* _DIRECTION_:
Locate the line that contains "Give me the". Print it and every subsequent line through the final line of the records, exactly and only those.

* _GIVEN RECORDS_:
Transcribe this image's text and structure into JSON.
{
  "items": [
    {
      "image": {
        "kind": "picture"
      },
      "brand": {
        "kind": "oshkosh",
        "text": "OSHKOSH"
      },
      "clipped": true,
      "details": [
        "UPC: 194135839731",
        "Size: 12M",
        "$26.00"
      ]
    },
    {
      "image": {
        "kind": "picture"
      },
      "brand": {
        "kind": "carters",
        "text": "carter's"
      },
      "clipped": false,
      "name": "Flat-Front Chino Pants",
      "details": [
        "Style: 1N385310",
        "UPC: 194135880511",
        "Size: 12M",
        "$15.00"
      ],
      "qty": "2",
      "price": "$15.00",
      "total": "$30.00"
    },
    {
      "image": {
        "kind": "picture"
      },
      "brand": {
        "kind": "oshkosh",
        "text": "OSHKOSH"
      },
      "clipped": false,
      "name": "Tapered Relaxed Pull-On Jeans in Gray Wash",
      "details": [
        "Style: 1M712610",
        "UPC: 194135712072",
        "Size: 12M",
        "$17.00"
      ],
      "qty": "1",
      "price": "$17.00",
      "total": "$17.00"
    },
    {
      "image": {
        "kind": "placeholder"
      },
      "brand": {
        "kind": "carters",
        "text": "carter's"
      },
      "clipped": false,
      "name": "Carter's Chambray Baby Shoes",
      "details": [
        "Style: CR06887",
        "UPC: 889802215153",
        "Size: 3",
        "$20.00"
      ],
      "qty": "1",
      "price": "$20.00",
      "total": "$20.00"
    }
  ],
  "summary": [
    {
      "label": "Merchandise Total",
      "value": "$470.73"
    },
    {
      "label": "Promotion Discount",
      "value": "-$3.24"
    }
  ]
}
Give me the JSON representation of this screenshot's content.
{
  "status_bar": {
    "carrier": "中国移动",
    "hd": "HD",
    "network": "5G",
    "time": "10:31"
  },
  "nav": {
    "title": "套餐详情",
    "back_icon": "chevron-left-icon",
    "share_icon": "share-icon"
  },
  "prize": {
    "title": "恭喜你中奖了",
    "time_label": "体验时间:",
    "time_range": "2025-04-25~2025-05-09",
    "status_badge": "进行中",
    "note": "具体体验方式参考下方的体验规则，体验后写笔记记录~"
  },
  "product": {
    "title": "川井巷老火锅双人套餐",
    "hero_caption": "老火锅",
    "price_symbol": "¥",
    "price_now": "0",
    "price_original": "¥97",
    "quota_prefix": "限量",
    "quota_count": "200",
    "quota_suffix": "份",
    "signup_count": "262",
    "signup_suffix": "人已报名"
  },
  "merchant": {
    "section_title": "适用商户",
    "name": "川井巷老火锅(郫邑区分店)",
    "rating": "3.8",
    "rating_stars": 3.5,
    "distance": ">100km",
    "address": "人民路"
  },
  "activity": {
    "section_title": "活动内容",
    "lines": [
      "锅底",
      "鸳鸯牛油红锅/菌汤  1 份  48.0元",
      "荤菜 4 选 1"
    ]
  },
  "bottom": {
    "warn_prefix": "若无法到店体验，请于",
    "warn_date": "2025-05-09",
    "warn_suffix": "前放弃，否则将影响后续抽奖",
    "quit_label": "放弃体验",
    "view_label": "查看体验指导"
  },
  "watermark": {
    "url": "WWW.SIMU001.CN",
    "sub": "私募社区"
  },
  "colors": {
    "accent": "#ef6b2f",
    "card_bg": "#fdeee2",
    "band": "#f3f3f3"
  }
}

* _SOLVED EXERCISE_:
Give me the JSON representation of this screenshot's content.
{
  "status_bar": {
    "carrier": "中国移动",
    "hd": "HD",
    "network": "5G",
    "time": "10:31"
  },
  "nav": {
    "title": "套餐详情",
    "back_icon": "chevron-left-icon",
    "share_icon": "share-icon"
  },
  "prize": {
    "title": "恭喜你中奖了",
    "time_label": "体验时间:",
    "time_range": "2025-04-25~2025-05-09",
    "status_badge": "进行中",
    "note": "具体体验方式参考下方的体验规则，体验后写笔记记录~"
  },
  "product": {
    "title": "川井巷老火锅双人套餐",
    "hero_caption": "老火锅",
    "price_symbol": "¥",
    "price_now": "0",
    "price_original": "¥97",
    "quota_prefix": "限量",
    "quota_count": "200",
    "quota_suffix": "份",
    "signup_count": "262",
    "signup_suffix": "人已报名"
  },
  "merchant": {
    "section_title": "适用商户",
    "name": "川井巷老火锅(郫邑区分店)",
    "rating": "3.8",
    "rating_stars": 3.5,
    "distance": ">100km",
    "address": "人民路"
  },
  "activity": {
    "section_title": "活动内容",
    "lines": [
      "锅底",
      "鸳鸯牛油红锅/菌汤  1 份  48.0元",
      "荤菜 4 选 1"
    ]
  },
  "bottom": {
    "warn_prefix": "若无法到店体验，请于",
    "warn_date": "2025-05-09",
    "warn_suffix": "前放弃，否则将影响后续抽奖",
    "quit_label": "放弃体验",
    "view_label": "查看体验指导"
  },
  "watermark": {
    "url": "WWW.SIMU001.CN",
    "sub": "私募社区"
  },
  "colors": {
    "accent": "#ef6b2f",
    "card_bg": "#fdeee2",
    "band": "#f3f3f3"
  }
}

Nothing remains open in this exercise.